**Task requirements**
Skip the images and return the records below exactly.

**Listing**
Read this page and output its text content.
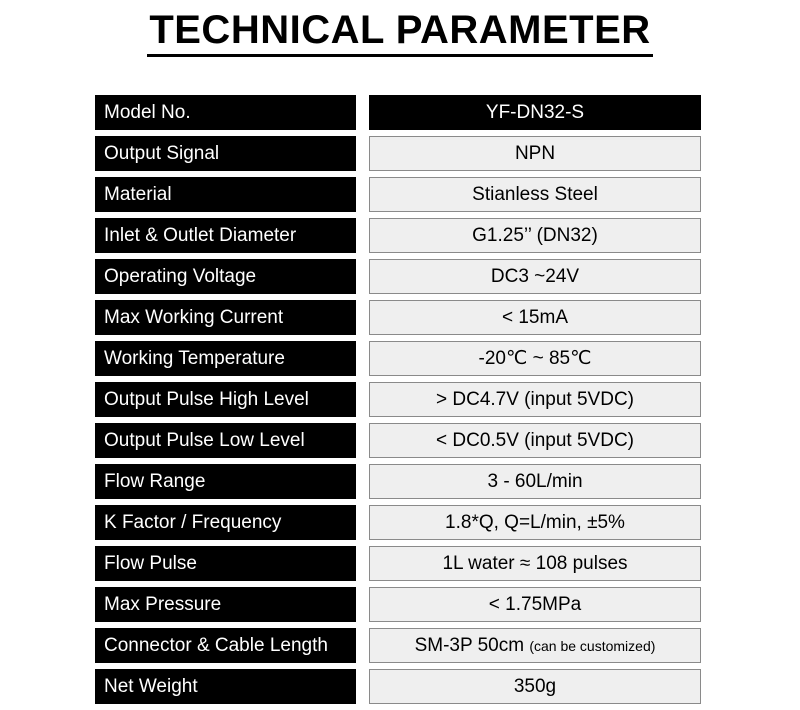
TECHNICAL PARAMETER
Model No.	YF-DN32-S
Output Signal	NPN
Material	Stianless Steel
Inlet & Outlet Diameter	G1.25’’ (DN32)
Operating Voltage	DC3 ~24V
Max Working Current	< 15mA
Working Temperature	-20℃ ~ 85℃
Output Pulse High Level	> DC4.7V (input 5VDC)
Output Pulse Low Level	< DC0.5V (input 5VDC)
Flow Range	3 - 60L/min
K Factor / Frequency	1.8*Q, Q=L/min, ±5%
Flow Pulse	1L water ≈ 108 pulses
Max Pressure	< 1.75MPa
Connector & Cable Length	SM-3P 50cm (can be customized)
Net Weight	350g
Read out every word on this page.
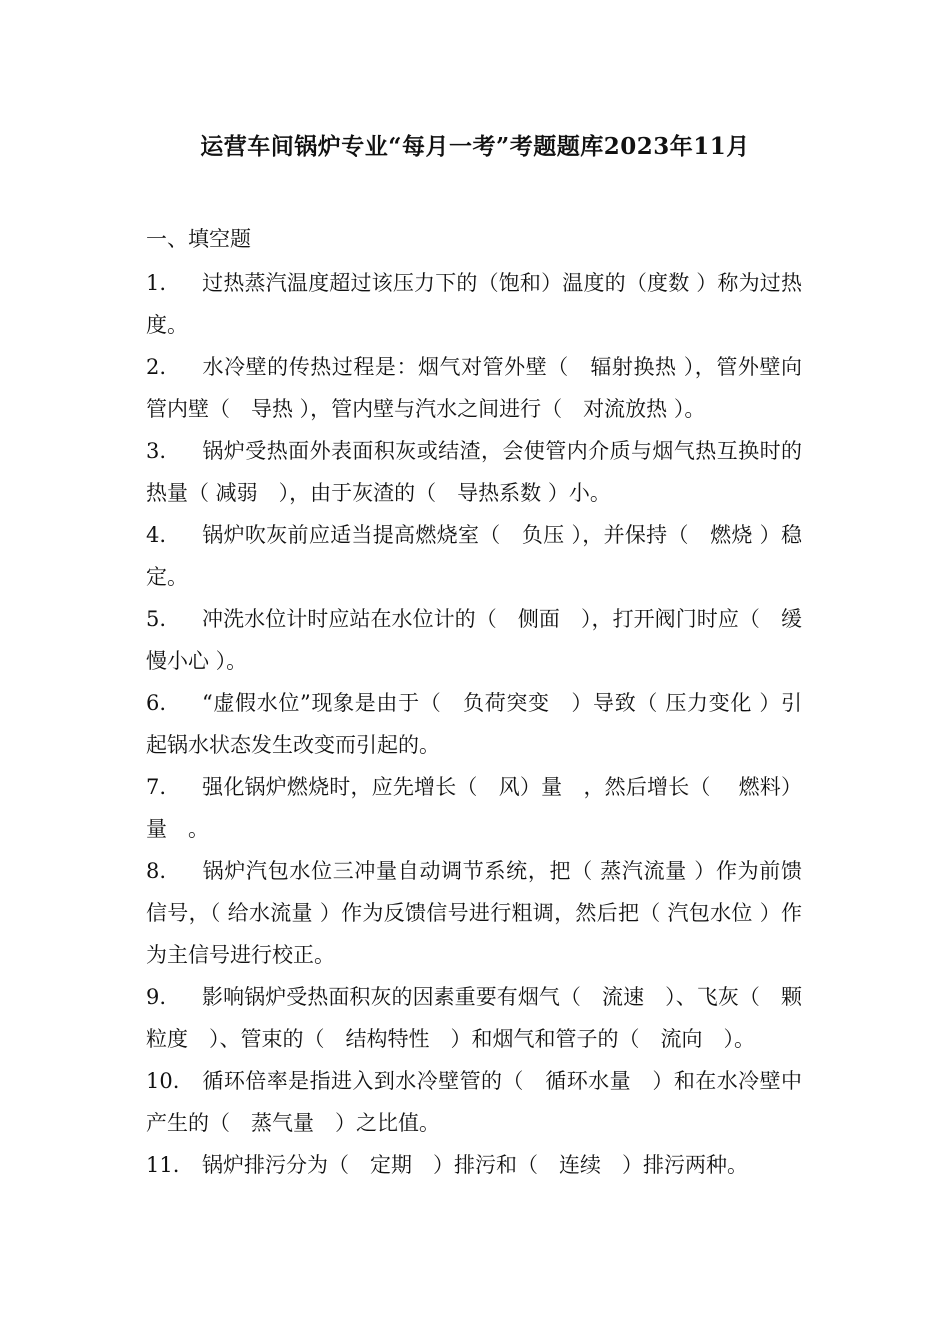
运营车间锅炉专业“每月一考”考题题库2023年11月
一、填空题
1. 过热蒸汽温度超过该压力下的（饱和）温度的（度数 ）称为过热度。
2. 水冷壁的传热过程是：烟气对管外壁（　辐射换热 ），管外壁向管内壁（　导热 ），管内壁与汽水之间进行（　对流放热 ）。
3. 锅炉受热面外表面积灰或结渣，会使管内介质与烟气热互换时的热量（ 减弱　），由于灰渣的（　导热系数 ）小。
4. 锅炉吹灰前应适当提高燃烧室（　负压 ），并保持（　燃烧 ）稳定。
5. 冲洗水位计时应站在水位计的（　侧面　），打开阀门时应（　缓慢小心 ）。
6. “虚假水位”现象是由于（　负荷突变　）导致（ 压力变化 ）引起锅水状态发生改变而引起的。
7. 强化锅炉燃烧时，应先增长（　风）量　，然后增长（　 燃料）量　。
8. 锅炉汽包水位三冲量自动调节系统，把（ 蒸汽流量 ）作为前馈信号，（ 给水流量 ）作为反馈信号进行粗调，然后把（ 汽包水位 ）作为主信号进行校正。
9. 影响锅炉受热面积灰的因素重要有烟气（　流速　）、飞灰（　颗粒度　）、管束的（　结构特性　）和烟气和管子的（　流向　）。
10. 循环倍率是指进入到水冷壁管的（　循环水量　）和在水冷壁中产生的（　蒸气量　）之比值。
11. 锅炉排污分为（　定期　）排污和（　连续　）排污两种。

**Finished exercise**
Read this page and output its text content.
TECHNICAL PARAMETER
Model No.	YF-DN32-S
Output Signal	NPN
Material	Stianless Steel
Inlet & Outlet Diameter	G1.25’’ (DN32)
Operating Voltage	DC3 ~24V
Max Working Current	< 15mA
Working Temperature	-20℃ ~ 85℃
Output Pulse High Level	> DC4.7V (input 5VDC)
Output Pulse Low Level	< DC0.5V (input 5VDC)
Flow Range	3 - 60L/min
K Factor / Frequency	1.8*Q, Q=L/min, ±5%
Flow Pulse	1L water ≈ 108 pulses
Max Pressure	< 1.75MPa
Connector & Cable Length	SM-3P 50cm (can be customized)
Net Weight	350g
Read out every word on this page.
运营车间锅炉专业“每月一考”考题题库2023年11月
一、填空题
1. 过热蒸汽温度超过该压力下的（饱和）温度的（度数 ）称为过热度。
2. 水冷壁的传热过程是：烟气对管外壁（　辐射换热 ），管外壁向管内壁（　导热 ），管内壁与汽水之间进行（　对流放热 ）。
3. 锅炉受热面外表面积灰或结渣，会使管内介质与烟气热互换时的热量（ 减弱　），由于灰渣的（　导热系数 ）小。
4. 锅炉吹灰前应适当提高燃烧室（　负压 ），并保持（　燃烧 ）稳定。
5. 冲洗水位计时应站在水位计的（　侧面　），打开阀门时应（　缓慢小心 ）。
6. “虚假水位”现象是由于（　负荷突变　）导致（ 压力变化 ）引起锅水状态发生改变而引起的。
7. 强化锅炉燃烧时，应先增长（　风）量　，然后增长（　 燃料）量　。
8. 锅炉汽包水位三冲量自动调节系统，把（ 蒸汽流量 ）作为前馈信号，（ 给水流量 ）作为反馈信号进行粗调，然后把（ 汽包水位 ）作为主信号进行校正。
9. 影响锅炉受热面积灰的因素重要有烟气（　流速　）、飞灰（　颗粒度　）、管束的（　结构特性　）和烟气和管子的（　流向　）。
10. 循环倍率是指进入到水冷壁管的（　循环水量　）和在水冷壁中产生的（　蒸气量　）之比值。
11. 锅炉排污分为（　定期　）排污和（　连续　）排污两种。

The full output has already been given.